Short exercise: Extract all lines containing "صمیمانه".

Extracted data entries

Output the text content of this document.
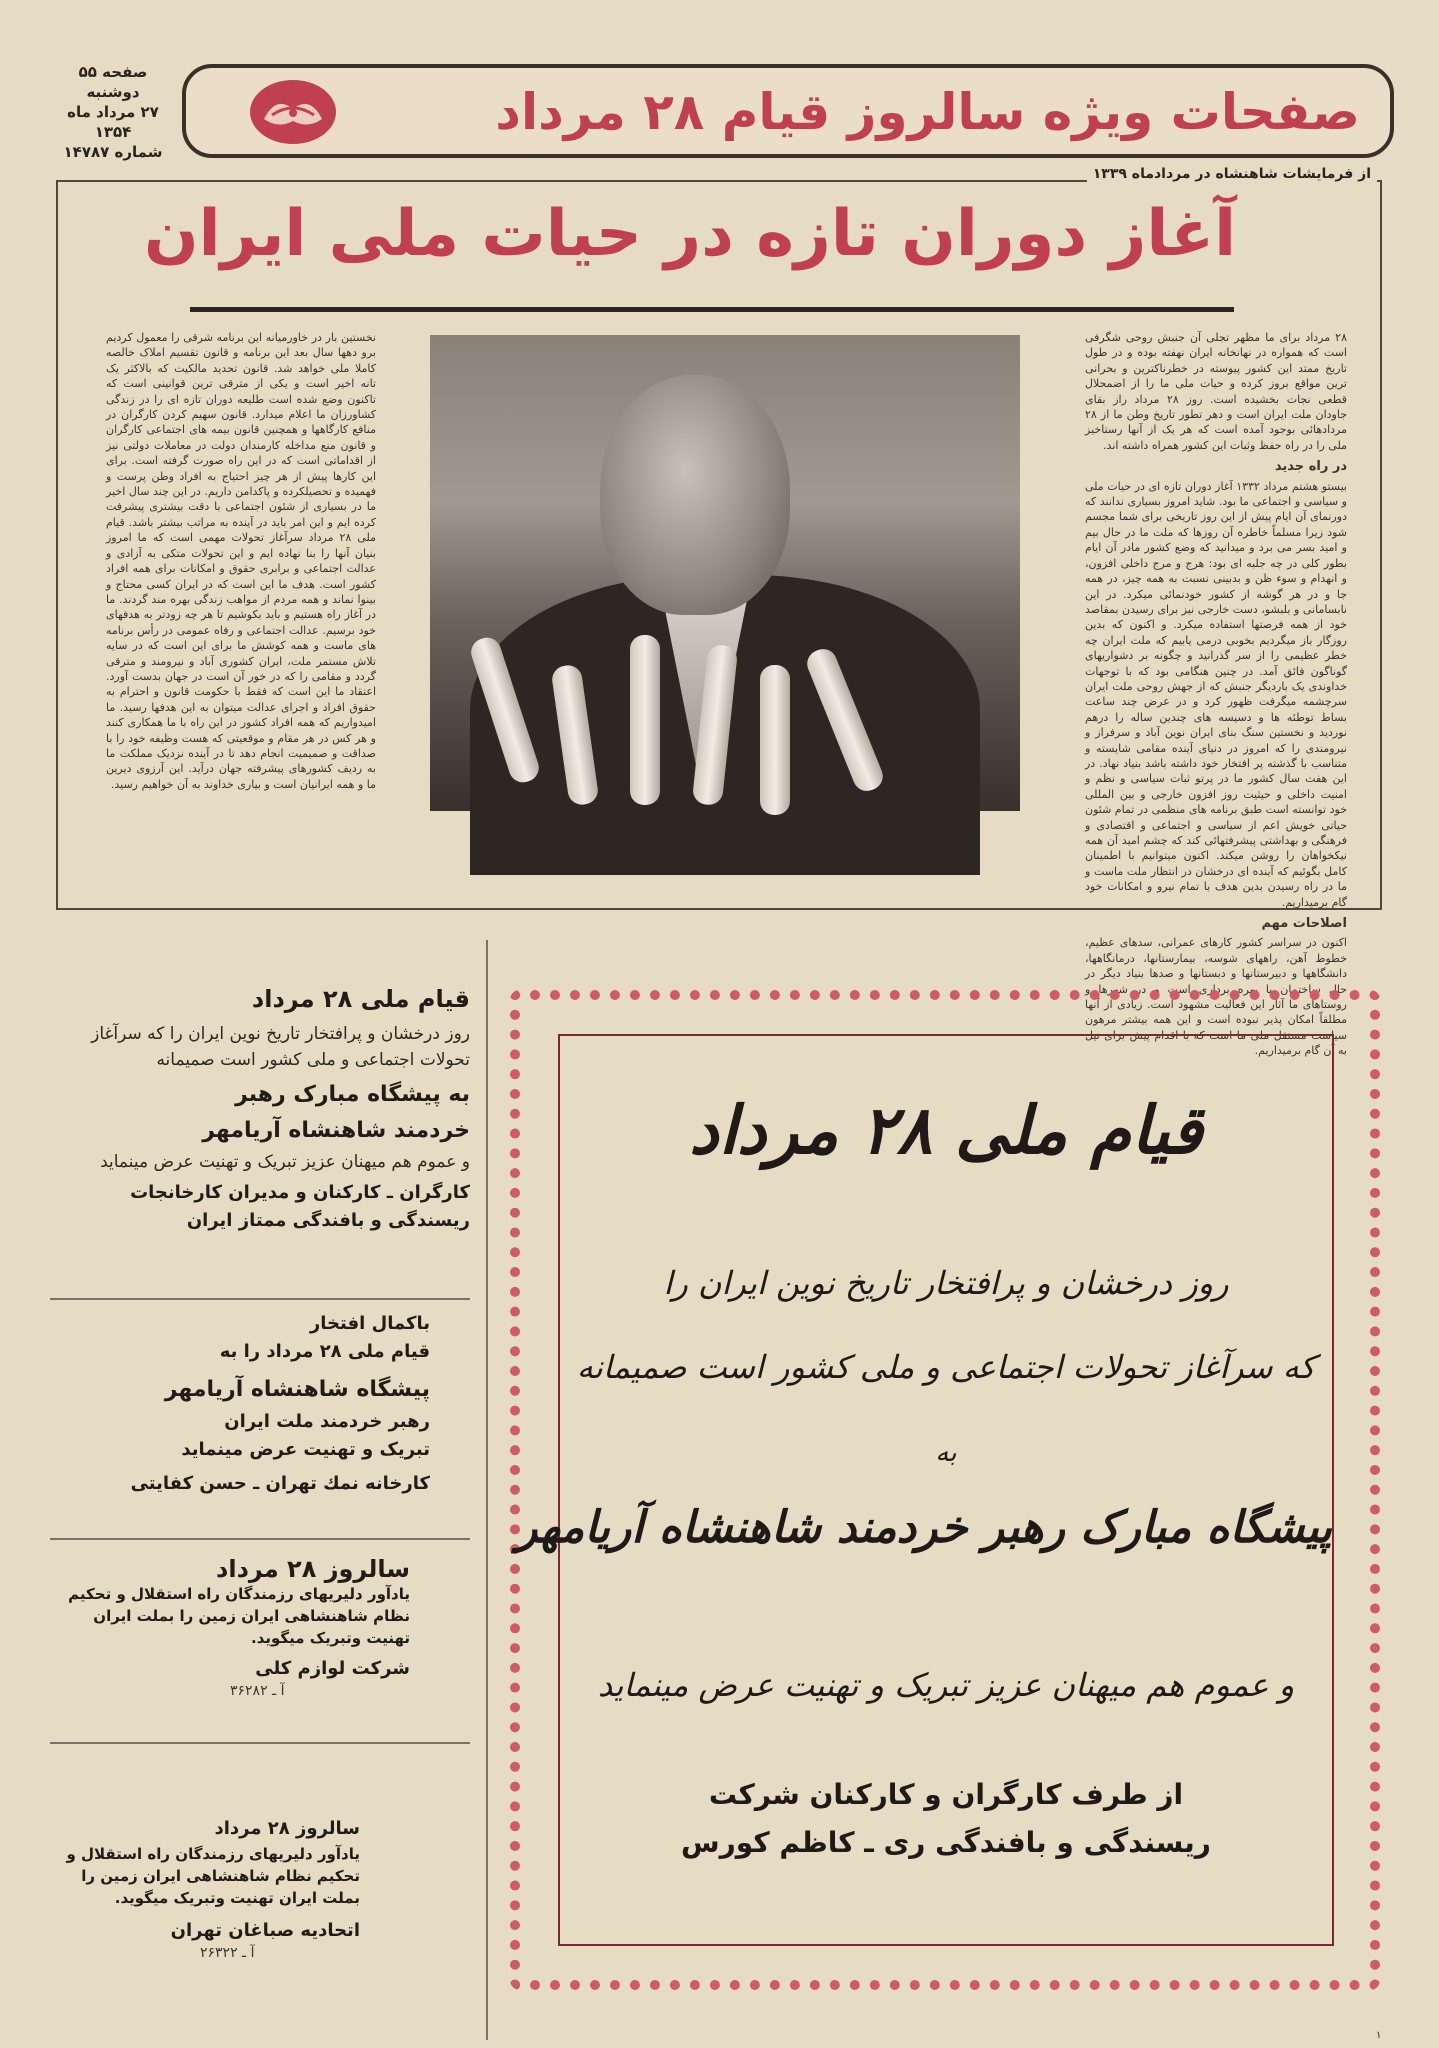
صفحه ۵۵
دوشنبه
۲۷ مرداد ماه ۱۳۵۴
شماره ۱۴۷۸۷
صفحات ویژه سالروز قیام ۲۸ مرداد
از فرمایشات شاهنشاه در مردادماه ۱۳۳۹
آغاز دوران تازه در حیات ملی ایران
۲۸ مرداد برای ما مظهر تجلی آن جنبش روحی شگرفی است که همواره در نهانخانه ایران نهفته بوده و در طول تاریخ ممتد این کشور پیوسته در خطرناکترین و بحرانی ترین مواقع بروز کرده و حیات ملی ما را از اضمحلال قطعی نجات بخشیده است. روز ۲۸ مرداد راز بقای جاودان ملت ایران است و دهر تطور تاریخ وطن ما از ۲۸ مردادهائی بوجود آمده است که هر یک از آنها رستاخیز ملی را در راه حفظ وثبات این کشور همراه داشته اند.
در راه جدید
بیستو هشتم مرداد ۱۳۳۲ آغاز دوران تازه ای در حیات ملی و سیاسی و اجتماعی ما بود. شاید امروز بسیاری ندانند که دورنمای آن ایام پیش از این روز تاریخی برای شما مجسم شود زیرا مسلماً خاطره آن روزها که ملت ما در حال بیم و امید بسر می برد و میدانید که وضع کشور مادر آن ایام بطور کلی در چه جلبه ای بود: هرج و مرج داخلی افزون، و انهدام و سوء ظن و بدبینی نسبت به همه چیز، در همه جا و در هر گوشه از کشور خودنمائی میکرد. در این نابسامانی و بلبشو، دست خارجی نیز برای رسیدن بمقاصد خود از همه فرصتها استفاده میکرد. و اکنون که بدین روزگار باز میگردیم بخوبی درمی یابیم که ملت ایران چه خطر عظیمی را از سر گذرانید و چگونه بر دشواریهای گوناگون فائق آمد. در چنین هنگامی بود که با توجهات خداوندی یک باردیگر جنبش که از جهش روحی ملت ایران سرچشمه میگرفت ظهور کرد و در عرض چند ساعت بساط توطئه ها و دسیسه های چندین ساله را درهم نوردید و نخستین سنگ بنای ایران نوین آباد و سرفراز و نیرومندی را که امروز در دنیای آینده مقامی شایسته و متناسب با گذشته پر افتخار خود داشته باشد بنیاد نهاد. در این هفت سال کشور ما در پرتو ثبات سیاسی و نظم و امنیت داخلی و حیثیت روز افزون خارجی و بین المللی خود توانسته است طبق برنامه های منظمی در تمام شئون حیاتی خویش اعم از سیاسی و اجتماعی و اقتصادی و فرهنگی و بهداشتی پیشرفتهائی کند که چشم امید آن همه نیکخواهان را روشن میکند. اکنون میتوانیم با اطمینان کامل بگوئیم که آینده ای درخشان در انتظار ملت ماست و ما در راه رسیدن بدین هدف با تمام نیرو و امکانات خود گام برمیداریم.
اصلاحات مهم
اکنون در سراسر کشور کارهای عمرانی، سدهای عظیم، خطوط آهن، راههای شوسه، بیمارستانها، درمانگاهها، دانشگاهها و دبیرستانها و دبستانها و صدها بنیاد دیگر در حال ساختمان یا بهره برداری است و در شهرها و روستاهای ما آثار این فعالیت مشهود است. زیادی از آنها مطلقاً امکان پذیر نبوده است و این همه بیشتر مرهون سیاست مستقل ملی ما است که با اقدام پیش برای نیل به آن گام برمیداریم.
نخستین بار در خاورمیانه این برنامه شرقی را معمول کردیم برو دهها سال بعد این برنامه و قانون تقسیم املاک خالصه کاملا ملی خواهد شد. قانون تحدید مالکیت که بالاکثر یک تانه اخیر است و یکی از مترقی ترین قوانینی است که تاکنون وضع شده است طلیعه دوران تازه ای را در زندگی کشاورزان ما اعلام میدارد. قانون سهیم کردن کارگران در منافع کارگاهها و همچنین قانون بیمه های اجتماعی کارگران و قانون منع مداخله کارمندان دولت در معاملات دولتی نیز از اقداماتی است که در این راه صورت گرفته است. برای این کارها پیش از هر چیز احتیاج به افراد وطن پرست و فهمیده و تحصیلکرده و پاکدامن داریم. در این چند سال اخیر ما در بسیاری از شئون اجتماعی با دقت بیشتری پیشرفت کرده ایم و این امر باید در آینده به مراتب بیشتر باشد. قیام ملی ۲۸ مرداد سرآغاز تحولات مهمی است که ما امروز بنیان آنها را بنا نهاده ایم و این تحولات متکی به آزادی و عدالت اجتماعی و برابری حقوق و امکانات برای همه افراد کشور است. هدف ما این است که در ایران کسی محتاج و بینوا نماند و همه مردم از مواهب زندگی بهره مند گردند. ما در آغاز راه هستیم و باید بکوشیم تا هر چه زودتر به هدفهای خود برسیم. عدالت اجتماعی و رفاه عمومی در رأس برنامه های ماست و همه کوشش ما برای این است که در سایه تلاش مستمر ملت، ایران کشوری آباد و نیرومند و مترقی گردد و مقامی را که در خور آن است در جهان بدست آورد. اعتقاد ما این است که فقط با حکومت قانون و احترام به حقوق افراد و اجرای عدالت میتوان به این هدفها رسید. ما امیدواریم که همه افراد کشور در این راه با ما همکاری کنند و هر کس در هر مقام و موقعیتی که هست وظیفه خود را با صداقت و صمیمیت انجام دهد تا در آینده نزدیک مملکت ما به ردیف کشورهای پیشرفته جهان درآید. این آرزوی دیرین ما و همه ایرانیان است و بیاری خداوند به آن خواهیم رسید.
قیام ملی ۲۸ مرداد
روز درخشان و پرافتخار تاریخ نوین ایران را که سرآغاز تحولات اجتماعی و ملی کشور است صمیمانه
به پیشگاه مبارک رهبر
خردمند شاهنشاه آریامهر
و عموم هم میهنان عزیز تبریک و تهنیت عرض مینماید
کارگران ـ کارکنان و مدیران کارخانجات ریسندگی و بافندگی ممتاز ایران
باکمال افتخار
قیام ملی ۲۸ مرداد را به
پیشگاه شاهنشاه آریامهر
رهبر خردمند ملت ایران
تبریک و تهنیت عرض مینماید
کارخانه نمك تهران ـ حسن کفایتی
سالروز ۲۸ مرداد
یادآور دلیریهای رزمندگان راه استقلال و تحکیم نظام شاهنشاهی ایران زمین را بملت ایران تهنیت وتبریک میگوید.
شرکت لوازم کلی
آ ـ ۳۶۲۸۲
سالروز ۲۸ مرداد
یادآور دلیریهای رزمندگان راه استقلال و تحکیم نظام شاهنشاهی ایران زمین را بملت ایران تهنیت وتبریک میگوید.
اتحادیه صباغان تهران
آ ـ ۲۶۳۲۲
قیام ملی ۲۸ مرداد
روز درخشان و پرافتخار تاریخ نوین ایران را
که سرآغاز تحولات اجتماعی و ملی کشور است صمیمانه
به
پیشگاه مبارک رهبر خردمند شاهنشاه آریامهر
و عموم هم میهنان عزیز تبریک و تهنیت عرض مینماید
از طرف کارگران و کارکنان شرکت
ریسندگی و بافندگی ری ـ کاظم کورس
۱
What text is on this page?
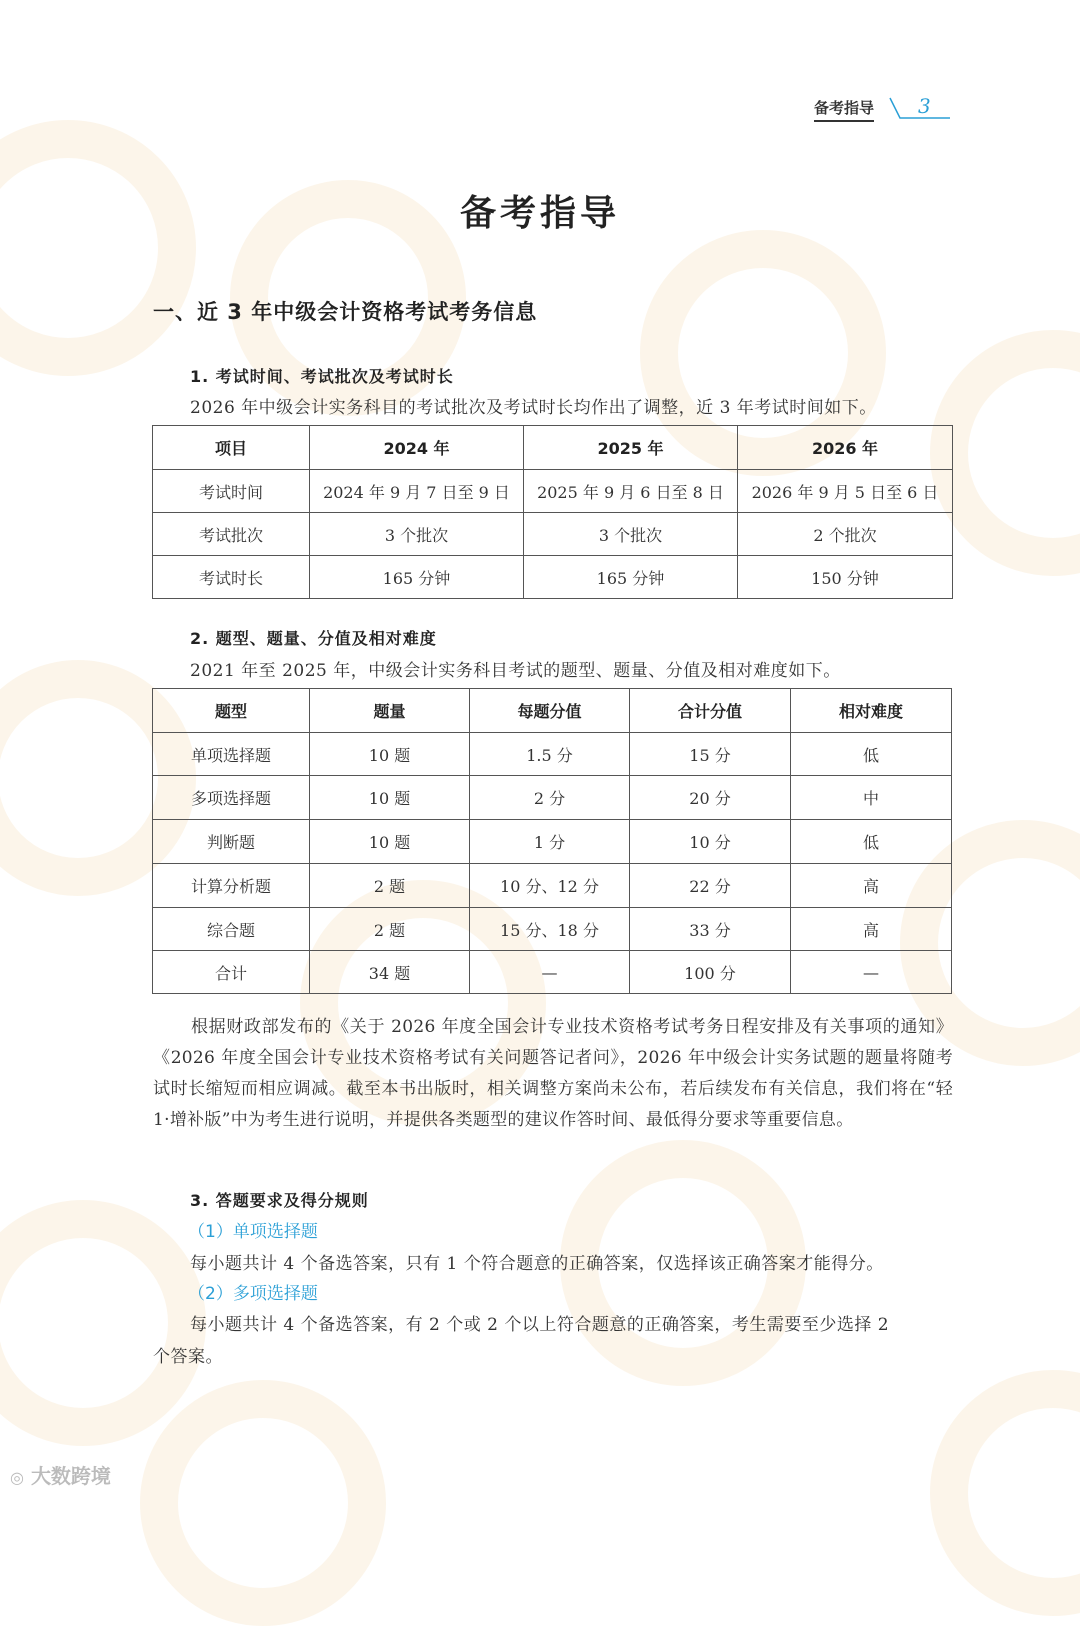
备考指导 3
备考指导
一、近 3 年中级会计资格考试考务信息
1. 考试时间、考试批次及考试时长
2026 年中级会计实务科目的考试批次及考试时长均作出了调整，近 3 年考试时间如下。
项目	2024 年	2025 年	2026 年
考试时间	2024 年 9 月 7 日至 9 日	2025 年 9 月 6 日至 8 日	2026 年 9 月 5 日至 6 日
考试批次	3 个批次	3 个批次	2 个批次
考试时长	165 分钟	165 分钟	150 分钟
2. 题型、题量、分值及相对难度
2021 年至 2025 年，中级会计实务科目考试的题型、题量、分值及相对难度如下。
题型	题量	每题分值	合计分值	相对难度
单项选择题	10 题	1.5 分	15 分	低
多项选择题	10 题	2 分	20 分	中
判断题	10 题	1 分	10 分	低
计算分析题	2 题	10 分、12 分	22 分	高
综合题	2 题	15 分、18 分	33 分	高
合计	34 题	—	100 分	—
根据财政部发布的《关于 2026 年度全国会计专业技术资格考试考务日程安排及有关事项的通知》《2026 年度全国会计专业技术资格考试有关问题答记者问》，2026 年中级会计实务试题的题量将随考试时长缩短而相应调减。截至本书出版时，相关调整方案尚未公布，若后续发布有关信息，我们将在“轻 1·增补版”中为考生进行说明，并提供各类题型的建议作答时间、最低得分要求等重要信息。
3. 答题要求及得分规则
（1）单项选择题
每小题共计 4 个备选答案，只有 1 个符合题意的正确答案，仅选择该正确答案才能得分。
（2）多项选择题
每小题共计 4 个备选答案，有 2 个或 2 个以上符合题意的正确答案，考生需要至少选择 2
个答案。
◎ 大数跨境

Task response:
روز درخشان و پرافتخار تاریخ نوین ایران را که سرآغاز تحولات اجتماعی و ملی کشور است صمیمانه
که سرآغاز تحولات اجتماعی و ملی کشور است صمیمانه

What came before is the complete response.